__Description of the task__
In the listing that follows, count every line with the word "Sakm" in it and write only the total.

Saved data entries
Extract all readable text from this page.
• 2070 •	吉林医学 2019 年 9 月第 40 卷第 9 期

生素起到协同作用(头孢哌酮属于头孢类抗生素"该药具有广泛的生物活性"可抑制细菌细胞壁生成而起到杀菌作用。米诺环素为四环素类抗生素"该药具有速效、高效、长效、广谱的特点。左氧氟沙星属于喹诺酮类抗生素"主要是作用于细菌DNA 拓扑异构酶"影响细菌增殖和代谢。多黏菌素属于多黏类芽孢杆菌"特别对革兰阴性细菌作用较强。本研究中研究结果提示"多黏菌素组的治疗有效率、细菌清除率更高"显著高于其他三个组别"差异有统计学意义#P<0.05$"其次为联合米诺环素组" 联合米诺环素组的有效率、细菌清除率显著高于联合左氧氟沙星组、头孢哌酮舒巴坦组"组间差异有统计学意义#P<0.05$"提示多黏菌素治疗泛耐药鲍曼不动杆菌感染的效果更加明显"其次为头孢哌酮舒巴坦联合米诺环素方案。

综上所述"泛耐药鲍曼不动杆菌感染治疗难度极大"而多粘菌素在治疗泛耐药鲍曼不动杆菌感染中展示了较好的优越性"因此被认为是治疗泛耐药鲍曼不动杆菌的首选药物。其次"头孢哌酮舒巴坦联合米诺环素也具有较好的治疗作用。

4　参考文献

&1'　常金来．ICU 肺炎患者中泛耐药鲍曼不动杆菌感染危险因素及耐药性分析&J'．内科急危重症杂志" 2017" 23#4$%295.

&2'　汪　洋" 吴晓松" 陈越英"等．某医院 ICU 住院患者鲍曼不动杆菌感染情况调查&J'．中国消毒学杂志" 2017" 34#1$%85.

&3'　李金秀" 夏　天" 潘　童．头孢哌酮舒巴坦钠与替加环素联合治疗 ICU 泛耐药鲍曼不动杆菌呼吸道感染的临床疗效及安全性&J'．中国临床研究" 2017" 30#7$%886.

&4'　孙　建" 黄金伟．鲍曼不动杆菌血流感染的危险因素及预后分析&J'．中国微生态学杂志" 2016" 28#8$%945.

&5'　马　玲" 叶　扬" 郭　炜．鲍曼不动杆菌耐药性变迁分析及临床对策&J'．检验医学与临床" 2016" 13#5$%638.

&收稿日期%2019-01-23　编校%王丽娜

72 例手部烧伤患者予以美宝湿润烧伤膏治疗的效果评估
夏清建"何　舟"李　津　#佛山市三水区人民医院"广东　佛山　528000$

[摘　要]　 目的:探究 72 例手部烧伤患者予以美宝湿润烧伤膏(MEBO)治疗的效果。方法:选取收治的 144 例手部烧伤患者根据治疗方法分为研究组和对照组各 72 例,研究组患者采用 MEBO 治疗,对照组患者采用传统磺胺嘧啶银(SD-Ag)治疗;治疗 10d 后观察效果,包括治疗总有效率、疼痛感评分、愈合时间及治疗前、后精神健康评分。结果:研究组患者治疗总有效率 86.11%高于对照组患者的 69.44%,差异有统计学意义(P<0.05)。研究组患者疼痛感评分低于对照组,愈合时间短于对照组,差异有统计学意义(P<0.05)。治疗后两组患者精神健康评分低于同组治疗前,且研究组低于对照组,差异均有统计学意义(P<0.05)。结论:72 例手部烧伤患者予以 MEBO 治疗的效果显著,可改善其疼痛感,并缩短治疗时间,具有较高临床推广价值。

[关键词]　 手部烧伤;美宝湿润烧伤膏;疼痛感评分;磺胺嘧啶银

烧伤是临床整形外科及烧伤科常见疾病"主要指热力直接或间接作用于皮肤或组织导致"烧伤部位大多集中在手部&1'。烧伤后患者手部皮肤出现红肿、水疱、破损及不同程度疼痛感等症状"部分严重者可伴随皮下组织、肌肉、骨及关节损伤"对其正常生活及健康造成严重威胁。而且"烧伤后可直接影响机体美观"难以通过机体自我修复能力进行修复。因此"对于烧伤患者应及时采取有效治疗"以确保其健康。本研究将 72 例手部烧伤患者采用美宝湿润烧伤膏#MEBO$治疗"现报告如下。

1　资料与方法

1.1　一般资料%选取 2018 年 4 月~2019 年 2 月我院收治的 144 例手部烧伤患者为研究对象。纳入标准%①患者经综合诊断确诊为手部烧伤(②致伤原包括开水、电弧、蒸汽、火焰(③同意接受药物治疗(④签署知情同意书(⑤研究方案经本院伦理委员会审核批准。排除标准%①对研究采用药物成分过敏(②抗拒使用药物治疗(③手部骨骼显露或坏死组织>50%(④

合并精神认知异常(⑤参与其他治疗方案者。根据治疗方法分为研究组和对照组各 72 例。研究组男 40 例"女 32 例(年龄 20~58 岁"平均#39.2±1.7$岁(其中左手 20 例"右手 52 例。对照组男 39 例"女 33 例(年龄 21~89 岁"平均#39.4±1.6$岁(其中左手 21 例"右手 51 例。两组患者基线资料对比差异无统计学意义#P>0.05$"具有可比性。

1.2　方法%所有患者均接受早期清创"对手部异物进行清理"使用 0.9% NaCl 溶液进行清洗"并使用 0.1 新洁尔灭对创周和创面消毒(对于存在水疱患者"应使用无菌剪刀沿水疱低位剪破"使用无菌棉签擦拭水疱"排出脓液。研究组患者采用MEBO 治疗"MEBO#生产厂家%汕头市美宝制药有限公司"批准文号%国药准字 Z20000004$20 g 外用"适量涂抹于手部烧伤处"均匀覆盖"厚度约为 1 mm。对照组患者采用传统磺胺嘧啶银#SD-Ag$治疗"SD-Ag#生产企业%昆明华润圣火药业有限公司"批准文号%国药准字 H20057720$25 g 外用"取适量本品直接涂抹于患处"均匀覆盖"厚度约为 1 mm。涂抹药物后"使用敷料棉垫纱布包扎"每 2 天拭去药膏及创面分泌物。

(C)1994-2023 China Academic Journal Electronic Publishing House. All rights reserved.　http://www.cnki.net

...

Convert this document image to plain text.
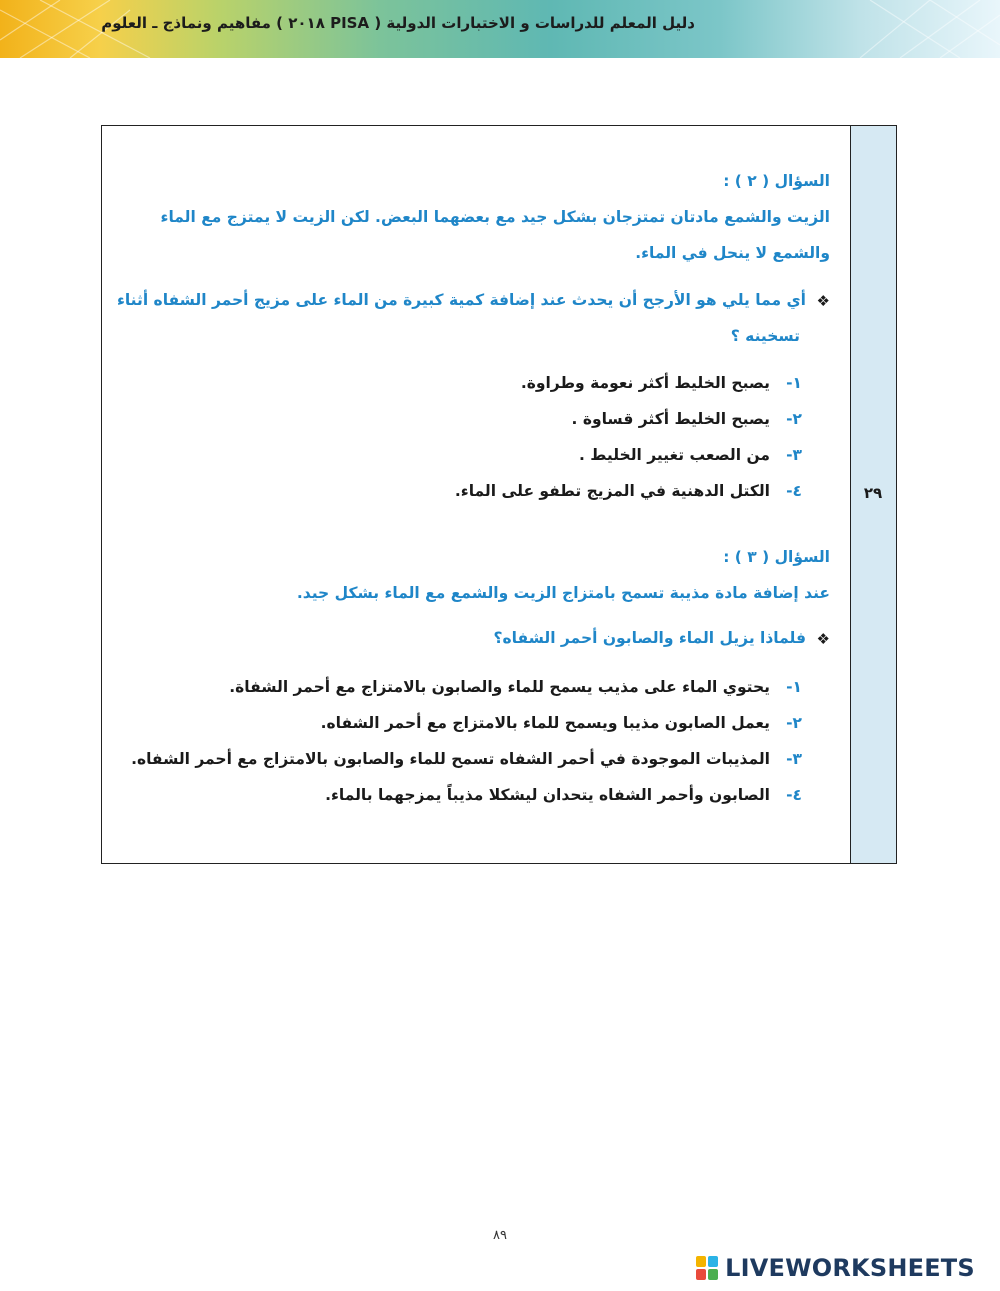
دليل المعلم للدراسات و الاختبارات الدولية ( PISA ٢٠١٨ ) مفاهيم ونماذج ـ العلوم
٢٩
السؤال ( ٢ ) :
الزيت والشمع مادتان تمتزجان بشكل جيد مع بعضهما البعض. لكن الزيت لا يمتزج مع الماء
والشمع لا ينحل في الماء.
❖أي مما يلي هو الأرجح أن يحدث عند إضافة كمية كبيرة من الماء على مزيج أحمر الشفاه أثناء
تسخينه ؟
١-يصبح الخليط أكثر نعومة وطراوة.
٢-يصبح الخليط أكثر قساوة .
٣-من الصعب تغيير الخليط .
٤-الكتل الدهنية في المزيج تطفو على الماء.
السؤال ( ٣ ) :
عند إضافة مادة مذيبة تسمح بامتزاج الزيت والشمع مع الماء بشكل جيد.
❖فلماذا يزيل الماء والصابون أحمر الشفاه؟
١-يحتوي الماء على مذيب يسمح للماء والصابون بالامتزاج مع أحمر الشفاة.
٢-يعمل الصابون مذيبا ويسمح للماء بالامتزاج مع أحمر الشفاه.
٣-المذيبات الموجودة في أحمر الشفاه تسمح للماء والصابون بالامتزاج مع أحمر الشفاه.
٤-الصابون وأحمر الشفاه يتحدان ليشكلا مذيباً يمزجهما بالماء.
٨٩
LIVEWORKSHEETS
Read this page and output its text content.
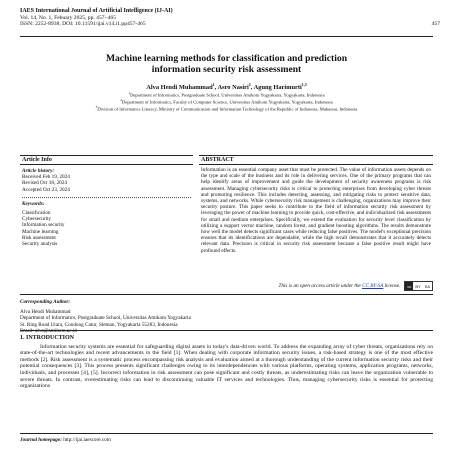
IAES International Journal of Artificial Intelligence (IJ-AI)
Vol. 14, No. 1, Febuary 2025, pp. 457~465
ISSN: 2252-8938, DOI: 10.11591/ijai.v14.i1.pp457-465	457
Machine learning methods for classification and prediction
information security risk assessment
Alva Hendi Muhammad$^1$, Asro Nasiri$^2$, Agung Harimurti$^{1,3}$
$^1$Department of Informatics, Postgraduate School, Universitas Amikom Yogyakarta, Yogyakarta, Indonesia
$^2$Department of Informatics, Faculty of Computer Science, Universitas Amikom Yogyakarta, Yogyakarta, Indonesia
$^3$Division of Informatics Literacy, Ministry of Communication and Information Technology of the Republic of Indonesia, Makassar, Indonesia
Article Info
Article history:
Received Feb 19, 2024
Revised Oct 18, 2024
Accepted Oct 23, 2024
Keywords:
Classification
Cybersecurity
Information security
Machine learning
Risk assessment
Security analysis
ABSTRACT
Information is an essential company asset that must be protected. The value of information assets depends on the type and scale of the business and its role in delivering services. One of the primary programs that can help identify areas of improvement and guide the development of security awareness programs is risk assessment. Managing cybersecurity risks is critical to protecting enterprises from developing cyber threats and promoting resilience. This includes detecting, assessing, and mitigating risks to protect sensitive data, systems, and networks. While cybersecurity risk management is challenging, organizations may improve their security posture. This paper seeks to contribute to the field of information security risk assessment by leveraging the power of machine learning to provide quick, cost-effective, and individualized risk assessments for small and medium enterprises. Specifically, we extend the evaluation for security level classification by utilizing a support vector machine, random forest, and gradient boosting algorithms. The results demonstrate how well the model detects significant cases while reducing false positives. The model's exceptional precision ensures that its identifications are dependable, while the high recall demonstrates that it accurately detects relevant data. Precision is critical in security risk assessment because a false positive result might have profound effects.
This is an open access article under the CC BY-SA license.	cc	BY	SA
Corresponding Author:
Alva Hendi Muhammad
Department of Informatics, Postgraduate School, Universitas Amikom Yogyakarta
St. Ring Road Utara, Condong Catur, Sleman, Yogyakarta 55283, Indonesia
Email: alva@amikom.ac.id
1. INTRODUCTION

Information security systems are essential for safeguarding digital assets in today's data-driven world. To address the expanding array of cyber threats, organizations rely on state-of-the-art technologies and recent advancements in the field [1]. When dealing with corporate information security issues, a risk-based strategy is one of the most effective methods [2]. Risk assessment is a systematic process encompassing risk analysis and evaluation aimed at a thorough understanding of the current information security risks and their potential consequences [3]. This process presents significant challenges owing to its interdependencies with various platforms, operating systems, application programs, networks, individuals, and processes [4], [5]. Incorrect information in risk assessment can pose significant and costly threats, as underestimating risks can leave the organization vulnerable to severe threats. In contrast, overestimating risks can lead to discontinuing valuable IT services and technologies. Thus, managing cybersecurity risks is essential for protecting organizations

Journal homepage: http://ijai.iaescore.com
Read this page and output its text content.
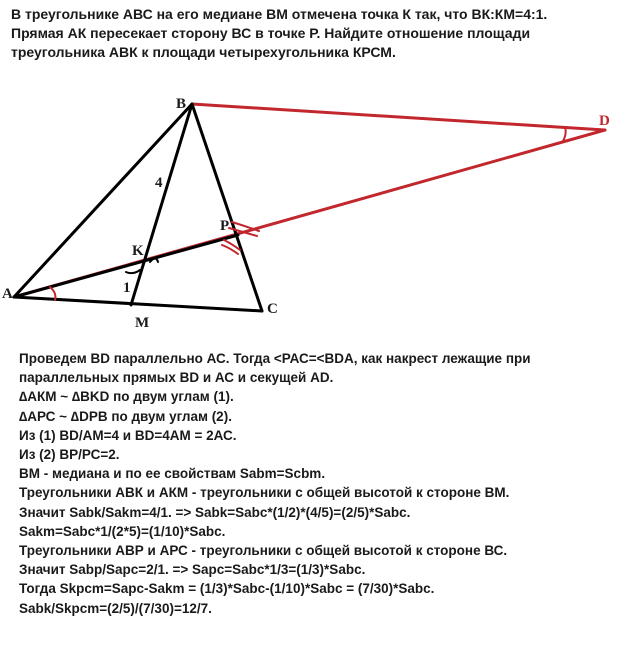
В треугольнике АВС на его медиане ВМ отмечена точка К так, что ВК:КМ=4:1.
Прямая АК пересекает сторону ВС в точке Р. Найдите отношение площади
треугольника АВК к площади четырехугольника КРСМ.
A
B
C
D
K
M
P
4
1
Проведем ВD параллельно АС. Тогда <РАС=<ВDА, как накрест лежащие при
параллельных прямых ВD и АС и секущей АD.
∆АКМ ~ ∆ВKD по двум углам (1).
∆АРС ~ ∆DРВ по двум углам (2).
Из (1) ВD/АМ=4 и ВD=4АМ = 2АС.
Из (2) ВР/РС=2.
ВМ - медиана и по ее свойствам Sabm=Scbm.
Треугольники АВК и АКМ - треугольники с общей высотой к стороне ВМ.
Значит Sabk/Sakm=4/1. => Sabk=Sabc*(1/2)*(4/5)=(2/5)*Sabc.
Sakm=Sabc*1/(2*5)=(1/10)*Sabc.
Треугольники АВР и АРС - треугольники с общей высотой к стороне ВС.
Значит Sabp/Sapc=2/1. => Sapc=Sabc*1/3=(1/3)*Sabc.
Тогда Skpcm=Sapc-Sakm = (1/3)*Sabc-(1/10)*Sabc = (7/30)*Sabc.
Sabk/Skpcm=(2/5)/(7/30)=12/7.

* * *

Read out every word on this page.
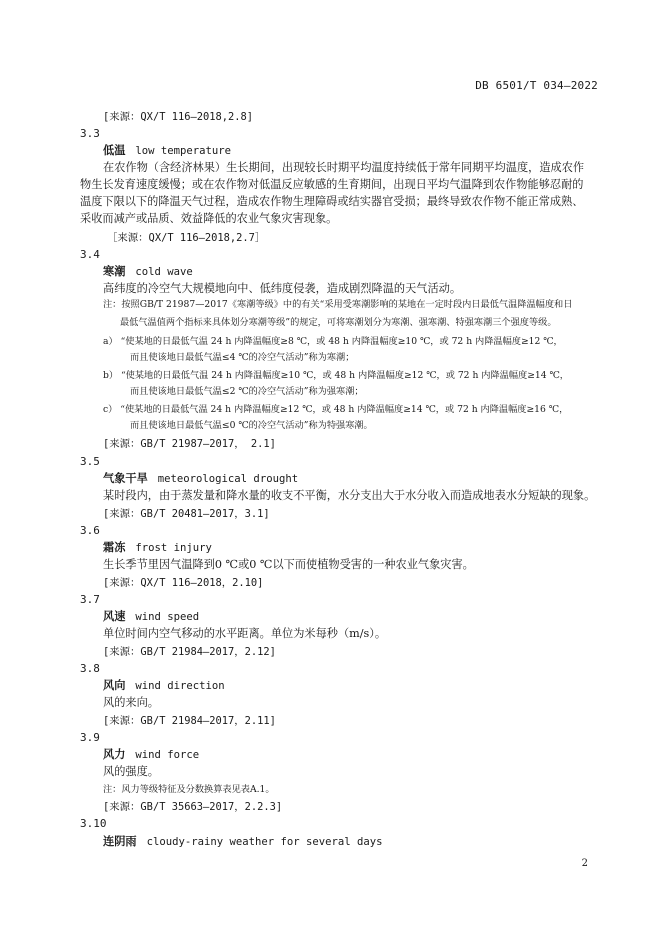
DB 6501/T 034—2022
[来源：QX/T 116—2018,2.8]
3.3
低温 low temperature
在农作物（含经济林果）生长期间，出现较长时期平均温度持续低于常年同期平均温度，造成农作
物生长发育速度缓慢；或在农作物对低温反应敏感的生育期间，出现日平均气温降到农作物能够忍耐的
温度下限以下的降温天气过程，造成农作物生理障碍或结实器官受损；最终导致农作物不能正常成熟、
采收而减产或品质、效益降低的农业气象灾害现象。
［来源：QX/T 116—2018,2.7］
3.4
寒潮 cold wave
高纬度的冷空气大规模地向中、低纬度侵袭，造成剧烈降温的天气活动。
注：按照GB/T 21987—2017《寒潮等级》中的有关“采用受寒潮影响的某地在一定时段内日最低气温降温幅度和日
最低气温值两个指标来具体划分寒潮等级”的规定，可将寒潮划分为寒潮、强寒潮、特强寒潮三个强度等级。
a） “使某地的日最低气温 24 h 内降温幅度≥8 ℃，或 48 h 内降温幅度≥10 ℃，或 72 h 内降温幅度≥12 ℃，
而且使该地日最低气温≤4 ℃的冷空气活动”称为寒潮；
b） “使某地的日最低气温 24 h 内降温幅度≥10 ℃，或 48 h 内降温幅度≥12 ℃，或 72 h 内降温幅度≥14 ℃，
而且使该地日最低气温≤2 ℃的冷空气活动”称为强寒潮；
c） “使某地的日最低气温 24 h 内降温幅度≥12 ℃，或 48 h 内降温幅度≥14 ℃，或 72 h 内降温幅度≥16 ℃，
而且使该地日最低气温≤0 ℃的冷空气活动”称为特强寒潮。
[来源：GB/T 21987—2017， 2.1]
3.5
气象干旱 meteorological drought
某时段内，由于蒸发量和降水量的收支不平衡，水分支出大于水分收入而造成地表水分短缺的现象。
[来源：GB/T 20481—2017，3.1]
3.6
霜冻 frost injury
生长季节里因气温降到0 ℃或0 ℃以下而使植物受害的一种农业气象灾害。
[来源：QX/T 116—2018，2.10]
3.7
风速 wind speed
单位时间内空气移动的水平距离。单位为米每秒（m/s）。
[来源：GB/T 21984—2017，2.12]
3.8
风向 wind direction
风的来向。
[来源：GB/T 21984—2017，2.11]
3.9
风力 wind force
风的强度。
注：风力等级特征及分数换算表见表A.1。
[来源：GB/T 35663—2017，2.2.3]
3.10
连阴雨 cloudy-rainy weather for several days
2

__Written solution__
3